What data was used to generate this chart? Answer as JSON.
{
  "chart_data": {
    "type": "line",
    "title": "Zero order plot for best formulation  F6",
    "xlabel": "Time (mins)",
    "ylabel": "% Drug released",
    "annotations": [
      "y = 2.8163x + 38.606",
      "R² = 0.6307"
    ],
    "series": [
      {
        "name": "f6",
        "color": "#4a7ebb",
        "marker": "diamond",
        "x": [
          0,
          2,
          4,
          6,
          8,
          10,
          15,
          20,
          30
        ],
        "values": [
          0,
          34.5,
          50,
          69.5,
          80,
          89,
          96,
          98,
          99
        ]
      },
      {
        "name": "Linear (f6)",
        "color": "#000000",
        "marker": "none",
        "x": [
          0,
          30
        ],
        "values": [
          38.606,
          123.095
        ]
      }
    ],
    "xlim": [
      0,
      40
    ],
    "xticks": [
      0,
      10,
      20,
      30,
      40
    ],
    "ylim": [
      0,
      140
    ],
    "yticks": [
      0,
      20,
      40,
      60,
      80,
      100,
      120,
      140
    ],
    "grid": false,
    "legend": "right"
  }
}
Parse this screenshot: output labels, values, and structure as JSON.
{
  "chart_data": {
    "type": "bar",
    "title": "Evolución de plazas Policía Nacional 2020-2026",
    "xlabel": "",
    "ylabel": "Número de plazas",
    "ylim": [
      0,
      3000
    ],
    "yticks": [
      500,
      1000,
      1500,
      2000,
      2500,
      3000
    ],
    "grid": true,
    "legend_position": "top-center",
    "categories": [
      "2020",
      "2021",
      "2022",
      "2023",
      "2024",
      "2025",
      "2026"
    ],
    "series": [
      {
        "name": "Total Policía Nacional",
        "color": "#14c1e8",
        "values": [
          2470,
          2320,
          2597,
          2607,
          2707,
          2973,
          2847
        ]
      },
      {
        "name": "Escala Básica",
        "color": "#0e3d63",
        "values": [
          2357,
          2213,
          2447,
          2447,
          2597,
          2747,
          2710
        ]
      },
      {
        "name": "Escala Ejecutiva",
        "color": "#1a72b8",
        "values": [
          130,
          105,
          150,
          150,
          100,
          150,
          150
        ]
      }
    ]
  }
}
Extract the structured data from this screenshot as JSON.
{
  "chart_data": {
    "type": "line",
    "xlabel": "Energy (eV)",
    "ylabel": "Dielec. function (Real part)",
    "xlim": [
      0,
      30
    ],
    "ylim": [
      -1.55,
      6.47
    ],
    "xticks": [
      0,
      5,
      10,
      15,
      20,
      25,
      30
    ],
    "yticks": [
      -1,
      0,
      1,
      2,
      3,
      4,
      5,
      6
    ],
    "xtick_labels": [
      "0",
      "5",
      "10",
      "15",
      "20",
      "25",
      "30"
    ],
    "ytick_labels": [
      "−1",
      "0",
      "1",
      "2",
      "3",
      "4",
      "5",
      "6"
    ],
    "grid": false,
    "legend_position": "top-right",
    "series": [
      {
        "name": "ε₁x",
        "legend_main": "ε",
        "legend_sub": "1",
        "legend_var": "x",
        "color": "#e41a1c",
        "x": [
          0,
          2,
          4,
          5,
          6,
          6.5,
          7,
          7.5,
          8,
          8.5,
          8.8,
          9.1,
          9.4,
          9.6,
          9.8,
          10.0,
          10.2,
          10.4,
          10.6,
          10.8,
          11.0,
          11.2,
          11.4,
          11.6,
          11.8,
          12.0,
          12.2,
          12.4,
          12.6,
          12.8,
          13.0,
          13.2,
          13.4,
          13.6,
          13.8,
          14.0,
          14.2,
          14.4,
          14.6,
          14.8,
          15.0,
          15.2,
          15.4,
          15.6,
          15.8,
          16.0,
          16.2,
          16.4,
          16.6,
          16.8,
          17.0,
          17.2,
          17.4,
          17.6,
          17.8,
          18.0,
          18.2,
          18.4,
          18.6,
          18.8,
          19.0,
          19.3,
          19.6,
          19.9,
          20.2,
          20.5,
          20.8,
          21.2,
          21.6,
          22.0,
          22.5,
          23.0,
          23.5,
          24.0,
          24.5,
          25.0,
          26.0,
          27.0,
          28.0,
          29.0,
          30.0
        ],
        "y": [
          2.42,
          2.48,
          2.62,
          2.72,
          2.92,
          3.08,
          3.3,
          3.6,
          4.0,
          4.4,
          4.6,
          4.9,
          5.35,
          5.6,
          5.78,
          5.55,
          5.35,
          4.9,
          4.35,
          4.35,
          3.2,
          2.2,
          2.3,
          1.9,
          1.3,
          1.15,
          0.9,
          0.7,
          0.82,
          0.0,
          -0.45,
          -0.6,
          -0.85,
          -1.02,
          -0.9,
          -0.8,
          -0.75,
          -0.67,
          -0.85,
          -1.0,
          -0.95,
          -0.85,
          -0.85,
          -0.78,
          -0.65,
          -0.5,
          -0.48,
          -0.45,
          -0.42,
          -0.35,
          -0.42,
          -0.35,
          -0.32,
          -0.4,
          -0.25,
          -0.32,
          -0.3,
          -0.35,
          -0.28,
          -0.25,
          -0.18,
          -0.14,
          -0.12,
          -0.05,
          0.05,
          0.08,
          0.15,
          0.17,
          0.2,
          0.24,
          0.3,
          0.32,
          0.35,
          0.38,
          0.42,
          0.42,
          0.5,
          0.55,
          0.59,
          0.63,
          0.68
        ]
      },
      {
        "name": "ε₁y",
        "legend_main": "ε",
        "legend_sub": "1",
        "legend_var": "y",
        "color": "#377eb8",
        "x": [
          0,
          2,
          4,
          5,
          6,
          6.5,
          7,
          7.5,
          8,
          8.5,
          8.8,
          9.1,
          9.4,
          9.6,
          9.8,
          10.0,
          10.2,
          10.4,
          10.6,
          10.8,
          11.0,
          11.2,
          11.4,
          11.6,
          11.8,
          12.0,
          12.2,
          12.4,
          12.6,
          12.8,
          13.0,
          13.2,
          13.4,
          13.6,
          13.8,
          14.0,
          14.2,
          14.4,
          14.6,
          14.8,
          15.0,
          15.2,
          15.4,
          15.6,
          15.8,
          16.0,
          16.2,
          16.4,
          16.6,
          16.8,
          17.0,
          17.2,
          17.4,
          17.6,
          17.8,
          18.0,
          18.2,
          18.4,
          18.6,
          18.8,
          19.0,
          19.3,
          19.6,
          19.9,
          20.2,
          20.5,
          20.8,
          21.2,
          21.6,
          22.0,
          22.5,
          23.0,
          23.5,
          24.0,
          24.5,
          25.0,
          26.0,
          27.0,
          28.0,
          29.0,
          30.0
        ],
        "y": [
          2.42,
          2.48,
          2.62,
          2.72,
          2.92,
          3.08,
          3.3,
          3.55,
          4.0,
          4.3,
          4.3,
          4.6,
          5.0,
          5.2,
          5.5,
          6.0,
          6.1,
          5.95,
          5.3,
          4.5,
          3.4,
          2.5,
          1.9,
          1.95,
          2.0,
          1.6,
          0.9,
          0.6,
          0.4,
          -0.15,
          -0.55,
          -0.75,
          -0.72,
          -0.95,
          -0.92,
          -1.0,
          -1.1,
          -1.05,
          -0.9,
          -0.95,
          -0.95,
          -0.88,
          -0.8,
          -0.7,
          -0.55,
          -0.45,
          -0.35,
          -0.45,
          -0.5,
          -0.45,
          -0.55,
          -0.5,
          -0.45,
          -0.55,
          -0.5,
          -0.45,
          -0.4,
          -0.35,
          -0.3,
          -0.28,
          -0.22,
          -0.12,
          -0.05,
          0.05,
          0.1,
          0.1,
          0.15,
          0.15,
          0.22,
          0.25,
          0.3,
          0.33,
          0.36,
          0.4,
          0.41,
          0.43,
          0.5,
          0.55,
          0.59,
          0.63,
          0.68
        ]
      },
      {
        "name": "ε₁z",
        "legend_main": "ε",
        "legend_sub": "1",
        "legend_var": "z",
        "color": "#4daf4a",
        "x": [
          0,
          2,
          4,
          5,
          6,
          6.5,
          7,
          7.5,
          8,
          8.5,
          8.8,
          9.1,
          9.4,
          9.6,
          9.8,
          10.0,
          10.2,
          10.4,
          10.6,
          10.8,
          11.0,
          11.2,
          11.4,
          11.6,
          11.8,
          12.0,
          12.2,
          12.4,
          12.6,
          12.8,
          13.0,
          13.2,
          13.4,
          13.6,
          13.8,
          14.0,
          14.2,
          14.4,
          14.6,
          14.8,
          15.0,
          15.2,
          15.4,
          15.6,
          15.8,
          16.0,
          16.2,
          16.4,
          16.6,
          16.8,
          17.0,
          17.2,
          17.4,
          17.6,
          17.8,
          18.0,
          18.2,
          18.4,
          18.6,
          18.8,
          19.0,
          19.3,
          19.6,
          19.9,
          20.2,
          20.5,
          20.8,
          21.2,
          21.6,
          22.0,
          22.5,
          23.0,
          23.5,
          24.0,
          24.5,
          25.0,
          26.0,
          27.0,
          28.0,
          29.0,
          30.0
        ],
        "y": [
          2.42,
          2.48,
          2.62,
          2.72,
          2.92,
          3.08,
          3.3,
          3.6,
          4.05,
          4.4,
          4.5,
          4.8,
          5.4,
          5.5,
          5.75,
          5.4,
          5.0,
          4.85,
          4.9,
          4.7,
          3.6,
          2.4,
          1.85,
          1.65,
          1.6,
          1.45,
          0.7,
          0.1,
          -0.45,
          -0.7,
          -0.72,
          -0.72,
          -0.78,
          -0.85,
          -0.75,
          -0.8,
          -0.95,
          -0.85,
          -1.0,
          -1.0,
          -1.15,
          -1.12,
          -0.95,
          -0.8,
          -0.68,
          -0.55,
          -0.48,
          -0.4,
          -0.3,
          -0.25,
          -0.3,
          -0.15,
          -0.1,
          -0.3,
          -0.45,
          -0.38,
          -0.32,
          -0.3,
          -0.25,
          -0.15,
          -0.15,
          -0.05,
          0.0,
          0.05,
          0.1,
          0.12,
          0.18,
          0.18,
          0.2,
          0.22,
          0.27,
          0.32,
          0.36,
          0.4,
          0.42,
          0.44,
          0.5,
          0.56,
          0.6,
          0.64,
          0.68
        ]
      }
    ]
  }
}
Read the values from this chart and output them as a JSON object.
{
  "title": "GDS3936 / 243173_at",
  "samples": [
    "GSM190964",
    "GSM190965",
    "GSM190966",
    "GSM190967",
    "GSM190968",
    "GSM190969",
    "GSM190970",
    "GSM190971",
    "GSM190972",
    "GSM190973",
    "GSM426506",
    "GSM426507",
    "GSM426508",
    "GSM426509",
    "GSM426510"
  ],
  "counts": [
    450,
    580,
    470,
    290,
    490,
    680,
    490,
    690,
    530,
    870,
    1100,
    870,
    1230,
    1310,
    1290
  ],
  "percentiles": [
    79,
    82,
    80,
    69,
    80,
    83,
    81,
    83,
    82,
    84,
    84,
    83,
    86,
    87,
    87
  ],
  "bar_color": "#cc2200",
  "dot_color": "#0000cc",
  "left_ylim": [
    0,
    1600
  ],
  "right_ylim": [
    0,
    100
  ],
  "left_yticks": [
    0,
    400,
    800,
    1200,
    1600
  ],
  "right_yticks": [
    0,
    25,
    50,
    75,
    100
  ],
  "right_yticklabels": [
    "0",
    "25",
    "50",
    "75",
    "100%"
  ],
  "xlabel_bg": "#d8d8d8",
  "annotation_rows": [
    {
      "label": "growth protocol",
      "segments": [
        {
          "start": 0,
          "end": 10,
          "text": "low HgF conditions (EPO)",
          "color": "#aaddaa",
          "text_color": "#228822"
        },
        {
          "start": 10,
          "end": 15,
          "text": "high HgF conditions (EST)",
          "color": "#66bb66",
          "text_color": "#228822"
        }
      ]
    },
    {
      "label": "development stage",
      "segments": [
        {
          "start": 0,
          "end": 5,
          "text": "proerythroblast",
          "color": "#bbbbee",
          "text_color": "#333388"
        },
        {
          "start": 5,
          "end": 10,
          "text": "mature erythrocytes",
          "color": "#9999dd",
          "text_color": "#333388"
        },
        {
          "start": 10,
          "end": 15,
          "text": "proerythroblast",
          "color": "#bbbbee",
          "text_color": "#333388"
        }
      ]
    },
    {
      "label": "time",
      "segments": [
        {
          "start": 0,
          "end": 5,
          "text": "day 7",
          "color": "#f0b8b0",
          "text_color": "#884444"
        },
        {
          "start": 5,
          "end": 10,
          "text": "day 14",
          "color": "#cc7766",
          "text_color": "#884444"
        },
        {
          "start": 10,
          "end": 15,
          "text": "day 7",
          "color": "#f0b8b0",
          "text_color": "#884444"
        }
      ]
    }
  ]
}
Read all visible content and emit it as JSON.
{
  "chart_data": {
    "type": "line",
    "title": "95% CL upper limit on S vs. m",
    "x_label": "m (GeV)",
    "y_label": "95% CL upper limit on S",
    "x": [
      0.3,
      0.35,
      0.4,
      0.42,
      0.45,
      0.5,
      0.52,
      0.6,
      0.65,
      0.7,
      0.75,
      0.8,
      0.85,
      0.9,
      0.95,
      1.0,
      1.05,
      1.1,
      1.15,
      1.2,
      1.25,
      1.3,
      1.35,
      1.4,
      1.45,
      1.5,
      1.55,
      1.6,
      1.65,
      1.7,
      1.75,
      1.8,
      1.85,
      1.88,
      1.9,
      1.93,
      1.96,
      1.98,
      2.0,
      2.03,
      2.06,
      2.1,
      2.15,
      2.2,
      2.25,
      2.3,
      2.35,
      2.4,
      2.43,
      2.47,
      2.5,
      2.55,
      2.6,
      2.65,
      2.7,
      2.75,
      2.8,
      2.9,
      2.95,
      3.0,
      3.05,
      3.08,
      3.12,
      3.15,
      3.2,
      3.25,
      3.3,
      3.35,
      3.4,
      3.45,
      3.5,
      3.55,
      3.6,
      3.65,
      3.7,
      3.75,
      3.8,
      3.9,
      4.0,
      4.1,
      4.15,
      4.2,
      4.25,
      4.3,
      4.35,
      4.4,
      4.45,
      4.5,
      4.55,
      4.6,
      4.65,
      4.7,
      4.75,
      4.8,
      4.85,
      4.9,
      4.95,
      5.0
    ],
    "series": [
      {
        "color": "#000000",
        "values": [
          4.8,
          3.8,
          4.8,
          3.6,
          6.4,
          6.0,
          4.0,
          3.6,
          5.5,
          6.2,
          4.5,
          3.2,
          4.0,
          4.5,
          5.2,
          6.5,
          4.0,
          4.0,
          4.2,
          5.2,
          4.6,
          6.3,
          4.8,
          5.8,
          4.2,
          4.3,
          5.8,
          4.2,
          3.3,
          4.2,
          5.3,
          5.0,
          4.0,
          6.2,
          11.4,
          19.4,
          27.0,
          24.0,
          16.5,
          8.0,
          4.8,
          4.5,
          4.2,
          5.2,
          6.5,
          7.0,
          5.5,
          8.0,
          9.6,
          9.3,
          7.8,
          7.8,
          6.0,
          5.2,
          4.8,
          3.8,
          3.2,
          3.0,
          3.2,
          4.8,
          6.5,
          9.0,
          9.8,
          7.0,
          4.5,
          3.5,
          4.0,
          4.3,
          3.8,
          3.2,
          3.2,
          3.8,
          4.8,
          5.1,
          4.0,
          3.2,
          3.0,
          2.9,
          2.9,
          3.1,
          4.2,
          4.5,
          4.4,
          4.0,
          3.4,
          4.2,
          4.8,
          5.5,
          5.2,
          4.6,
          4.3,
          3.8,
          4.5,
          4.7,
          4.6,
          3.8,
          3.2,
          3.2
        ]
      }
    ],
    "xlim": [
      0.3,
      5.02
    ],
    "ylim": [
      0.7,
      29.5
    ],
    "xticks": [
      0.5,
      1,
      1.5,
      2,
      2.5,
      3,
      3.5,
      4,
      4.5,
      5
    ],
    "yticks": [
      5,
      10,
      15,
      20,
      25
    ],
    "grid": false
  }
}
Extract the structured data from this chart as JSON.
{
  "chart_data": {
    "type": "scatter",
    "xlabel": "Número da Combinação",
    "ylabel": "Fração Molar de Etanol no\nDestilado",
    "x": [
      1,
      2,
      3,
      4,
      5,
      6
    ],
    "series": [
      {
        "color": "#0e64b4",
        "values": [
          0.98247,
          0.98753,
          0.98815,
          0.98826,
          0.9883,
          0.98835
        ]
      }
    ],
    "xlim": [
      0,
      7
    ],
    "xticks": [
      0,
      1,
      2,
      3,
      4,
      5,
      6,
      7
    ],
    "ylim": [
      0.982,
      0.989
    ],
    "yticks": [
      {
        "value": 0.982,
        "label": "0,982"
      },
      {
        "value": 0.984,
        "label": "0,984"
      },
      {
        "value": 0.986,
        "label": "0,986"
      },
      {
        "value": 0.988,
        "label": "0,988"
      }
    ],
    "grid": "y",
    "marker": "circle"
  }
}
____
### [DIRECTION]
Copy every line of the listing where the word "upper" appears.

### [TASK OUTPUT]
    "title": "95% CL upper limit on S vs. m",
    "y_label": "95% CL upper limit on S",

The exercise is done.